-- Start Entries --

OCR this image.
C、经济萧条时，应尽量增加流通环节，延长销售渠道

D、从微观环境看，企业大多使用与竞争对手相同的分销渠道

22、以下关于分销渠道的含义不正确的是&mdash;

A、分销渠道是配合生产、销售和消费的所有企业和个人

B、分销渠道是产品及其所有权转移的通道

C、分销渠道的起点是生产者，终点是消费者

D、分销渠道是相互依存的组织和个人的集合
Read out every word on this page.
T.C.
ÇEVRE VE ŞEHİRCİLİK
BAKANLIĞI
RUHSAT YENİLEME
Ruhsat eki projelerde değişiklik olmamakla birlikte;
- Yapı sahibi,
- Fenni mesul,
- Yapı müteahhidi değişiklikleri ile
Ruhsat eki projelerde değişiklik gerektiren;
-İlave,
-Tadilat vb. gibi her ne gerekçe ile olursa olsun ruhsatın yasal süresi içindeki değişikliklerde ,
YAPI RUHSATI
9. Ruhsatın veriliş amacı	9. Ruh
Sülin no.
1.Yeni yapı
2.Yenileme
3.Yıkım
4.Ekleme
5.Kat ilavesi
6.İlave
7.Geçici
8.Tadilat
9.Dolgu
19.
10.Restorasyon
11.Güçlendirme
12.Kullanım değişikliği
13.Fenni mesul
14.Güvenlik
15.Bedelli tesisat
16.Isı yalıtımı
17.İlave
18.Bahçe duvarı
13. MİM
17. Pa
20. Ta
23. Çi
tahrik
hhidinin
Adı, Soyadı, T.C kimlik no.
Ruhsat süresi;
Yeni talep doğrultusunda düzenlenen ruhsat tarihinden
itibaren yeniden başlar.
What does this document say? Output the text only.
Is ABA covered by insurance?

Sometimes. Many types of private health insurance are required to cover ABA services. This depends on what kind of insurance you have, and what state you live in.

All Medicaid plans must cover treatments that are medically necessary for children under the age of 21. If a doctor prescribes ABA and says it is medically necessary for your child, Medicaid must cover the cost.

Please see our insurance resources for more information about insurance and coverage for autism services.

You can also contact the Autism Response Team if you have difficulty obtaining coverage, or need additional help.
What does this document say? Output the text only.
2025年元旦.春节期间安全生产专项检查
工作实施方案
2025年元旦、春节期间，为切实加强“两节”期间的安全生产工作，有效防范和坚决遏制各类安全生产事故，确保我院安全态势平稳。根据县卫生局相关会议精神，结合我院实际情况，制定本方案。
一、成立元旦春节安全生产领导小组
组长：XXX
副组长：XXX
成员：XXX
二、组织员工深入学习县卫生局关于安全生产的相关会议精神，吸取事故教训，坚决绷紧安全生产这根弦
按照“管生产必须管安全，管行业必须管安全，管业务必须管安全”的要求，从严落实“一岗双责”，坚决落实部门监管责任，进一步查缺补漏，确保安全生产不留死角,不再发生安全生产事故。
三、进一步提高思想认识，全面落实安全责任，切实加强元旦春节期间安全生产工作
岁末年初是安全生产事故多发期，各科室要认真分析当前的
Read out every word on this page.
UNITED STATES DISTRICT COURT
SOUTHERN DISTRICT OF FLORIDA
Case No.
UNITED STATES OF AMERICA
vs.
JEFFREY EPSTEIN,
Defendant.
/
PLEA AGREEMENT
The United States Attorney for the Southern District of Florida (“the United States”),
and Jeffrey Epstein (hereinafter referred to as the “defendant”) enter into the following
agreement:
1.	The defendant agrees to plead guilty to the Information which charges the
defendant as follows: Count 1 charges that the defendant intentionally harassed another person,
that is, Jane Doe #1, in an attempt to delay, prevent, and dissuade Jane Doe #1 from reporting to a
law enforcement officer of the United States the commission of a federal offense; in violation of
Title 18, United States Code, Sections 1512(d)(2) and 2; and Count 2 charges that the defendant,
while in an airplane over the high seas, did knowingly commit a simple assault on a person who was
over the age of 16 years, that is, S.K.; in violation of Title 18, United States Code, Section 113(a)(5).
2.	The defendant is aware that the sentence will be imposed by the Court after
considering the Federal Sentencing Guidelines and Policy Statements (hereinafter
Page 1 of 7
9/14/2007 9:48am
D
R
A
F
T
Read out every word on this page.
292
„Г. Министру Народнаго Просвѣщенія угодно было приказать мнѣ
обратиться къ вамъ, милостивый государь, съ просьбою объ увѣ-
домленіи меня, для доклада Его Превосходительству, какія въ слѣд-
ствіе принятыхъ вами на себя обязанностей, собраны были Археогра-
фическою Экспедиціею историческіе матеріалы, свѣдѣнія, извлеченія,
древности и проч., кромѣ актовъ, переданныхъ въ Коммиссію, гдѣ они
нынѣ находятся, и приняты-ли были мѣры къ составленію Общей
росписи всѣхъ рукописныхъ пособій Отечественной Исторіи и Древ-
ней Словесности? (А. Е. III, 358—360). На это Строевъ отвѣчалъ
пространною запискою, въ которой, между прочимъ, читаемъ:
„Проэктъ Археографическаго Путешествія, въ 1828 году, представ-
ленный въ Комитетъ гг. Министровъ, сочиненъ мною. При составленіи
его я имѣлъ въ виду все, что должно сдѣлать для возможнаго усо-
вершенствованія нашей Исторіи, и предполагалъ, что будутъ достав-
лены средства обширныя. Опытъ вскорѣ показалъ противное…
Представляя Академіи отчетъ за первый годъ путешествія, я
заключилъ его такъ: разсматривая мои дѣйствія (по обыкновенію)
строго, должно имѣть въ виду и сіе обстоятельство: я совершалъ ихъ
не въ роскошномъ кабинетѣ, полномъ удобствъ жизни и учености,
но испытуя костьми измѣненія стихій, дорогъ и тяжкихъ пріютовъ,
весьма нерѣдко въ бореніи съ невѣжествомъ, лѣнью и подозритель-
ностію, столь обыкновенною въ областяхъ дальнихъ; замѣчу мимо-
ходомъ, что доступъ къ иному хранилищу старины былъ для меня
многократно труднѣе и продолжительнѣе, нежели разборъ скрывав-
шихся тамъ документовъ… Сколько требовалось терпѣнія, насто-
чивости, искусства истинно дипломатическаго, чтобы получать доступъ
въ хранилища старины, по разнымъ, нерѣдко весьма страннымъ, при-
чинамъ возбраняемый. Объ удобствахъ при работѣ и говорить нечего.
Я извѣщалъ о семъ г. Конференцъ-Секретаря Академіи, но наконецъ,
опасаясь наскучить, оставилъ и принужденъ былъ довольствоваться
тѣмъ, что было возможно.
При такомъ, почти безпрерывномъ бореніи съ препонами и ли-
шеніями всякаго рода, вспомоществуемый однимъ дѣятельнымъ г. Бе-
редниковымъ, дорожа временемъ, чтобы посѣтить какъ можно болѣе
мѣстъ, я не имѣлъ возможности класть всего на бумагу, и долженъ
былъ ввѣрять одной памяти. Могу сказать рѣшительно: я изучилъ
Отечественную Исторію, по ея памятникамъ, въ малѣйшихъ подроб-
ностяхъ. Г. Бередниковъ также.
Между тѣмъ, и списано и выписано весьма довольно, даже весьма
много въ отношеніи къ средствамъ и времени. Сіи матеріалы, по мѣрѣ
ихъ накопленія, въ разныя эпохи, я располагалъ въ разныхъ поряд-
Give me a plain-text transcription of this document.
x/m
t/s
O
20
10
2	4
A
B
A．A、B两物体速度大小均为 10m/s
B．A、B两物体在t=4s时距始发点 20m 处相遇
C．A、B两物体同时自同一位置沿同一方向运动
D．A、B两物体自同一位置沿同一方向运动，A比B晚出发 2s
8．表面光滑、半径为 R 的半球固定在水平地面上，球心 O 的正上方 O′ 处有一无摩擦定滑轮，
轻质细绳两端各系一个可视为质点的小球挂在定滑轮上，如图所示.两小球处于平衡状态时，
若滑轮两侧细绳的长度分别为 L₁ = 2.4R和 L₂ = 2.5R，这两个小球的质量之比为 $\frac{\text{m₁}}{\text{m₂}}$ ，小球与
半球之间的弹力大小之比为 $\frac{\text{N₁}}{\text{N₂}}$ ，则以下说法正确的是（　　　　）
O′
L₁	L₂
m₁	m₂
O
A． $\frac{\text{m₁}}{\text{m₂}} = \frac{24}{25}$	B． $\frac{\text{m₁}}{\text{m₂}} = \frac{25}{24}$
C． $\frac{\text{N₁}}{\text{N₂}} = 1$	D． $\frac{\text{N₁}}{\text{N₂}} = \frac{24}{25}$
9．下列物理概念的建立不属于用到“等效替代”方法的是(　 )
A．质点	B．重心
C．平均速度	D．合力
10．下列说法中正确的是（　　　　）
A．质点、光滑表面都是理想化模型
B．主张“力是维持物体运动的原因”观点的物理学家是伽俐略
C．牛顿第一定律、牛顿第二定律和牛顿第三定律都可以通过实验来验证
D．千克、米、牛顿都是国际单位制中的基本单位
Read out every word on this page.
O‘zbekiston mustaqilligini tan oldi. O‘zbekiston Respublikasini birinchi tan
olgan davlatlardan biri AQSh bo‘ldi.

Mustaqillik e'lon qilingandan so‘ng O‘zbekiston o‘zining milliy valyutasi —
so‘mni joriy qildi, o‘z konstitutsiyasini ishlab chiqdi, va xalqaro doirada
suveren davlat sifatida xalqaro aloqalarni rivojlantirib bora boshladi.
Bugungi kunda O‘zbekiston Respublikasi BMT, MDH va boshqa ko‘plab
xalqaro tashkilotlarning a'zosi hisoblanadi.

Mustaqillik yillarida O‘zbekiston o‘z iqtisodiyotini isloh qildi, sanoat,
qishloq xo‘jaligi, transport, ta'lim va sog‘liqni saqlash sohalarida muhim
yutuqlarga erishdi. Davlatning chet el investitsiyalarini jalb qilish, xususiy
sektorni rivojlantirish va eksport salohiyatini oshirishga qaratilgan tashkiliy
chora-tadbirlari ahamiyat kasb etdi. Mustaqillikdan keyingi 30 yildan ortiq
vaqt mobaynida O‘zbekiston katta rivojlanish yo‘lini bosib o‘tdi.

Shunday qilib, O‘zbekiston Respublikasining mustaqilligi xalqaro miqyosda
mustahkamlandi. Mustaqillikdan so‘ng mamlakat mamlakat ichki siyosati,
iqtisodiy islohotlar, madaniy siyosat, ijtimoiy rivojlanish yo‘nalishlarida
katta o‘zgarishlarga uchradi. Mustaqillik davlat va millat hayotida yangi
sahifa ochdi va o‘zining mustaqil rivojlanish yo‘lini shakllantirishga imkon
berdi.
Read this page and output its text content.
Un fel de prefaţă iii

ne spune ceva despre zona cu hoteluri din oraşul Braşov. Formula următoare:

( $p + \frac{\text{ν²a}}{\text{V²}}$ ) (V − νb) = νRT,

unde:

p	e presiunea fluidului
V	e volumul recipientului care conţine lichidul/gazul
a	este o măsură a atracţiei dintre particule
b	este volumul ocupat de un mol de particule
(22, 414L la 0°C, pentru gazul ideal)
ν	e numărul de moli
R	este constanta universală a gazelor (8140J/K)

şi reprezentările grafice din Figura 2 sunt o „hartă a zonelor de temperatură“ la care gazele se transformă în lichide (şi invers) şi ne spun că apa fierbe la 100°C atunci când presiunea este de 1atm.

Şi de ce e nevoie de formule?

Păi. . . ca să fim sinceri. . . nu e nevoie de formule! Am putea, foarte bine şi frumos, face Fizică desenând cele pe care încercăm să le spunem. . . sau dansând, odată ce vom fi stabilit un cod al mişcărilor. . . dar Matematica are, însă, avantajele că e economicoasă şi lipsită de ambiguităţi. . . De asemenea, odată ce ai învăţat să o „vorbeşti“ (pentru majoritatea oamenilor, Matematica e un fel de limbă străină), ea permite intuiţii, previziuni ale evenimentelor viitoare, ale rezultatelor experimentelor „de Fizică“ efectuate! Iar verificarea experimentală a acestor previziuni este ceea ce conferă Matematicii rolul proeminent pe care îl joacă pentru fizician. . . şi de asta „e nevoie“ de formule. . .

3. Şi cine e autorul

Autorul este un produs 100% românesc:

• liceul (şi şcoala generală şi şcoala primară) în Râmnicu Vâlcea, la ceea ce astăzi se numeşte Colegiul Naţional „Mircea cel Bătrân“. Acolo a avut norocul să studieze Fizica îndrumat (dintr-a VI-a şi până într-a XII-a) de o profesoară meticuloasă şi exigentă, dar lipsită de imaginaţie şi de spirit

-- End Entries --

Written task
Pull every line holding "матеріалы" out of the records.

Output for this exercise
фическою Экспедиціею историческіе матеріалы, свѣдѣнія, извлеченія,
много въ отношеніи къ средствамъ и времени. Сіи матеріалы, по мѣрѣ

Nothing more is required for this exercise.